--- start ---

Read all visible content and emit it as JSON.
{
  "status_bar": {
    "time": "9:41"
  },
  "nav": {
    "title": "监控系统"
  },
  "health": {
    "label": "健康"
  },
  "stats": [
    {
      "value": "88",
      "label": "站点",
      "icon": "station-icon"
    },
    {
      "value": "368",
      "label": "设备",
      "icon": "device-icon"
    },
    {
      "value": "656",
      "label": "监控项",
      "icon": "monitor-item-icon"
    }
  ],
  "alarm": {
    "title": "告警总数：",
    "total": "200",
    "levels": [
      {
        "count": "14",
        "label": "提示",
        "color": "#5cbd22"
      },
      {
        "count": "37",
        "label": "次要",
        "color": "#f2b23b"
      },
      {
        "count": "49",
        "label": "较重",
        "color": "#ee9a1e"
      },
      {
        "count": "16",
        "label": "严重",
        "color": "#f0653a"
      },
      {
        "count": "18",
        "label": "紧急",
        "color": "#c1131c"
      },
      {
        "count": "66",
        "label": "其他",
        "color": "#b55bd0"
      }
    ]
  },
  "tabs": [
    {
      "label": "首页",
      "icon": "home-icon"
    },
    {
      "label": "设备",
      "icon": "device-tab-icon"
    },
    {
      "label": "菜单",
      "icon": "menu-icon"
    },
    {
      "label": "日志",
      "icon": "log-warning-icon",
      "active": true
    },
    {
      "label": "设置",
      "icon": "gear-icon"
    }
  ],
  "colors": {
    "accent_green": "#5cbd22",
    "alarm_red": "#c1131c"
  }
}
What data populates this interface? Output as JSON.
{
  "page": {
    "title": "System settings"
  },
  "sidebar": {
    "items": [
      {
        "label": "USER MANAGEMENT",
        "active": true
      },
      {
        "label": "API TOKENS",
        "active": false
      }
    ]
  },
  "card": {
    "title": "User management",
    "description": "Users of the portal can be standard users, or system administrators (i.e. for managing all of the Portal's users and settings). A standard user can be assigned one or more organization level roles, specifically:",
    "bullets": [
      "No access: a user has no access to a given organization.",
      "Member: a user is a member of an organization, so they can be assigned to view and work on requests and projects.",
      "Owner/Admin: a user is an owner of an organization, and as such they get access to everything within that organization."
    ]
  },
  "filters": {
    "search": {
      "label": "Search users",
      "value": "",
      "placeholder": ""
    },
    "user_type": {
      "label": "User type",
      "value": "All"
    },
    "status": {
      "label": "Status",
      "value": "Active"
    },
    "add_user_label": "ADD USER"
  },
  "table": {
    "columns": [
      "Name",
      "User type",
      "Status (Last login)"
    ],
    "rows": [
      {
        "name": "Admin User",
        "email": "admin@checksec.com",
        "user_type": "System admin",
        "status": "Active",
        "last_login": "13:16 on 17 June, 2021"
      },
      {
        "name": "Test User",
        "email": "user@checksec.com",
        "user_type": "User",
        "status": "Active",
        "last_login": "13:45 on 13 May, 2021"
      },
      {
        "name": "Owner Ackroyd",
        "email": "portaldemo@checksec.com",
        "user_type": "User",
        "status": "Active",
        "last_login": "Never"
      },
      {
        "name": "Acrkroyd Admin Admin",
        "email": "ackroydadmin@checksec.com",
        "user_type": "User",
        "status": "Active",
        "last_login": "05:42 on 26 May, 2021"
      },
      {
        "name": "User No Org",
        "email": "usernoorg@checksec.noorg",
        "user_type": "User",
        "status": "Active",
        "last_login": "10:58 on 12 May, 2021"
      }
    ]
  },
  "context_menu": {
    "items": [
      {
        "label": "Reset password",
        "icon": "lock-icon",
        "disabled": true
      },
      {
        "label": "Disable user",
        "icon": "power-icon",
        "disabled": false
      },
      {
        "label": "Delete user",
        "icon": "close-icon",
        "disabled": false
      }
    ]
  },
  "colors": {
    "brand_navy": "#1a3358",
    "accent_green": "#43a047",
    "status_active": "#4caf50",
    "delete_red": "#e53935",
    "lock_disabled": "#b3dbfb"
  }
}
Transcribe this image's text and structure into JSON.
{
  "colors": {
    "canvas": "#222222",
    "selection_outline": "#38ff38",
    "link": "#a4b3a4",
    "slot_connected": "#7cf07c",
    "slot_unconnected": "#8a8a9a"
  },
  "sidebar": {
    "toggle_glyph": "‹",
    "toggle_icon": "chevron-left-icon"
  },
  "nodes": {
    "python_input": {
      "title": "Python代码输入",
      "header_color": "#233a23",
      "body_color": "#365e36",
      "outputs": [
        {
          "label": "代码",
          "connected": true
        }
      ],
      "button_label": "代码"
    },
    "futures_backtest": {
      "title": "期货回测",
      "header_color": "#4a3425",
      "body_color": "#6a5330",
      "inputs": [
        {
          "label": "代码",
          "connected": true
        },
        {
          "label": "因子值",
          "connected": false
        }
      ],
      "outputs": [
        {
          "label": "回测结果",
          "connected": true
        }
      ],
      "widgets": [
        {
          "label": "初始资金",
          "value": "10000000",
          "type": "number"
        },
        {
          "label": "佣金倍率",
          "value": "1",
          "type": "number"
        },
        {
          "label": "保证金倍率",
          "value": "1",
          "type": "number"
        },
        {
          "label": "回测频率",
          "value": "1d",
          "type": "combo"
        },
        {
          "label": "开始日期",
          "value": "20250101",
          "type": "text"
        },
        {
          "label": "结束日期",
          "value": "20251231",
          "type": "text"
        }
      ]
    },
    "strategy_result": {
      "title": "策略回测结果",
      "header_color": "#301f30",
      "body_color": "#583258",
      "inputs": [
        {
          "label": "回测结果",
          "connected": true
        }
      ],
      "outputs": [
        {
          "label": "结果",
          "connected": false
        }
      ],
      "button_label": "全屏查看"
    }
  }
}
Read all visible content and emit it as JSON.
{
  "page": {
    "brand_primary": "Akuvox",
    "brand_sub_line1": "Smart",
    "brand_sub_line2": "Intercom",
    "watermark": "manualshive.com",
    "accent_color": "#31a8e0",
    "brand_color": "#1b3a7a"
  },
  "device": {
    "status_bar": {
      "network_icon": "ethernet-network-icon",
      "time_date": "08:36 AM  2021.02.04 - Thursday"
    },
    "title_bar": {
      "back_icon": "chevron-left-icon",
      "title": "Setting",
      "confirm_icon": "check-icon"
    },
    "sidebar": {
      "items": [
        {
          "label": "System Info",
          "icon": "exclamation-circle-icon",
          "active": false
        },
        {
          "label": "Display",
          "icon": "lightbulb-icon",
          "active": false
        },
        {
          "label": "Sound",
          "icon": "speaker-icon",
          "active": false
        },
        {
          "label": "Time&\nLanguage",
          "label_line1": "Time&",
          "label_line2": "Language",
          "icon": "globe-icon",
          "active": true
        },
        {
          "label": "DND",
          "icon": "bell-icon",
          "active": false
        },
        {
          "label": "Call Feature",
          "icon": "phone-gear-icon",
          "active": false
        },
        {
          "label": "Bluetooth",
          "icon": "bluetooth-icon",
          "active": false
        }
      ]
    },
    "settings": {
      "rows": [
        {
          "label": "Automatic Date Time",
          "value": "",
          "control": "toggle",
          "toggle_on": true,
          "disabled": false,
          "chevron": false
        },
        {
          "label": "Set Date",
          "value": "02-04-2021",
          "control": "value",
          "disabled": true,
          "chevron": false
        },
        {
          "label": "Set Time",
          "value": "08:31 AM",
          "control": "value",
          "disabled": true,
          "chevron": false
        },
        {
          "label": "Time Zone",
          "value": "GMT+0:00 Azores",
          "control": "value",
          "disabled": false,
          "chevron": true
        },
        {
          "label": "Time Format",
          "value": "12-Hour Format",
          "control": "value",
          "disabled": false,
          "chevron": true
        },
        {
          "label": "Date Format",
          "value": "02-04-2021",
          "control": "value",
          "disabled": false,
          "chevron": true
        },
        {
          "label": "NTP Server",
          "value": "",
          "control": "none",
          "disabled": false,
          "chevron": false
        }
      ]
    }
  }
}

--- end ---

• _INSTRUCTIONS TO FOLLOW_
Find every line in the records that contains the word "JSON"; copy those lines.

• _ANSWER TO THIS TASK_
Read all visible content and emit it as JSON.
What data populates this interface? Output as JSON.
Transcribe this image's text and structure into JSON.
Read all visible content and emit it as JSON.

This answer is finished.